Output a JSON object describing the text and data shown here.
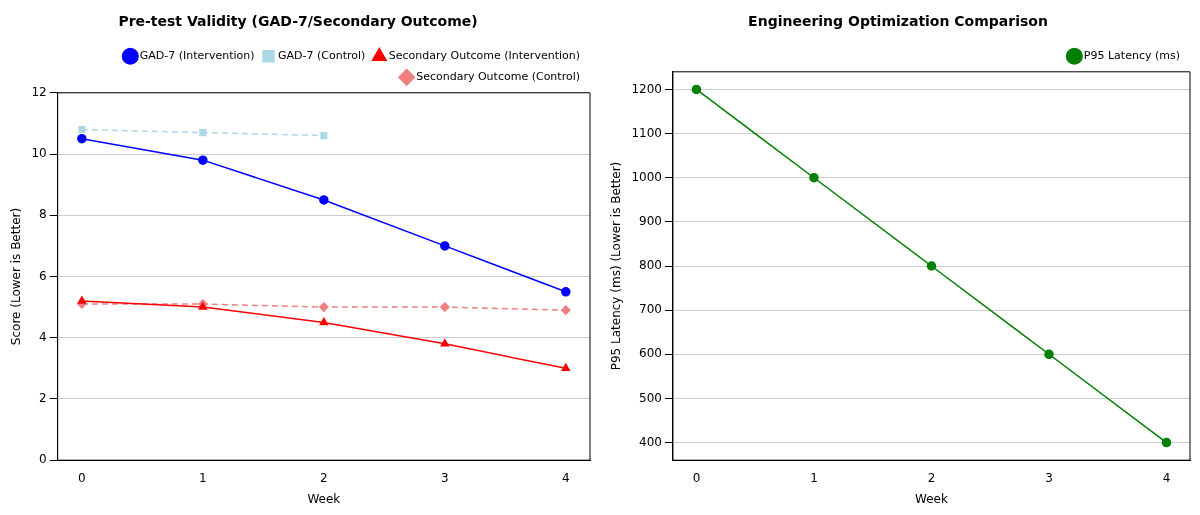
{
  "chart_data": [
    {
      "type": "line",
      "title": "Pre-test Validity (GAD-7/Secondary Outcome)",
      "xlabel": "Week",
      "ylabel": "Score (Lower is Better)",
      "x": [
        0,
        1,
        2,
        3,
        4
      ],
      "xlim": [
        -0.2,
        4.2
      ],
      "xticks": [
        0,
        1,
        2,
        3,
        4
      ],
      "ylim": [
        0,
        12
      ],
      "yticks": [
        0,
        2,
        4,
        6,
        8,
        10,
        12
      ],
      "grid": "y",
      "legend": "top right",
      "series": [
        {
          "name": "GAD-7 (Intervention)",
          "color": "#0000ff",
          "values": [
            10.5,
            9.8,
            8.5,
            7.0,
            5.5
          ],
          "marker": "circle",
          "line_style": "solid"
        },
        {
          "name": "GAD-7 (Control)",
          "color": "#add8e6",
          "values": [
            10.8,
            10.7,
            10.6,
            null,
            null
          ],
          "marker": "square",
          "line_style": "dashed"
        },
        {
          "name": "Secondary Outcome (Intervention)",
          "color": "#ff0000",
          "values": [
            5.2,
            5.0,
            4.5,
            3.8,
            3.0
          ],
          "marker": "triangle",
          "line_style": "solid"
        },
        {
          "name": "Secondary Outcome (Control)",
          "color": "#f08080",
          "values": [
            5.1,
            5.1,
            5.0,
            5.0,
            4.9
          ],
          "marker": "diamond",
          "line_style": "dashed"
        }
      ]
    },
    {
      "type": "line",
      "title": "Engineering Optimization Comparison",
      "xlabel": "Week",
      "ylabel": "P95 Latency (ms) (Lower is Better)",
      "x": [
        0,
        1,
        2,
        3,
        4
      ],
      "xlim": [
        -0.2,
        4.2
      ],
      "xticks": [
        0,
        1,
        2,
        3,
        4
      ],
      "ylim": [
        360,
        1240
      ],
      "yticks": [
        400,
        500,
        600,
        700,
        800,
        900,
        1000,
        1100,
        1200
      ],
      "grid": "y",
      "legend": "top right",
      "series": [
        {
          "name": "P95 Latency (ms)",
          "color": "#008000",
          "values": [
            1200,
            1000,
            800,
            600,
            400
          ],
          "marker": "circle",
          "line_style": "solid"
        }
      ]
    }
  ]
}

● **Set task**: Lines containing the word "Secondary" are to be counted in the listing; state their number alone.

● **Written response**: 3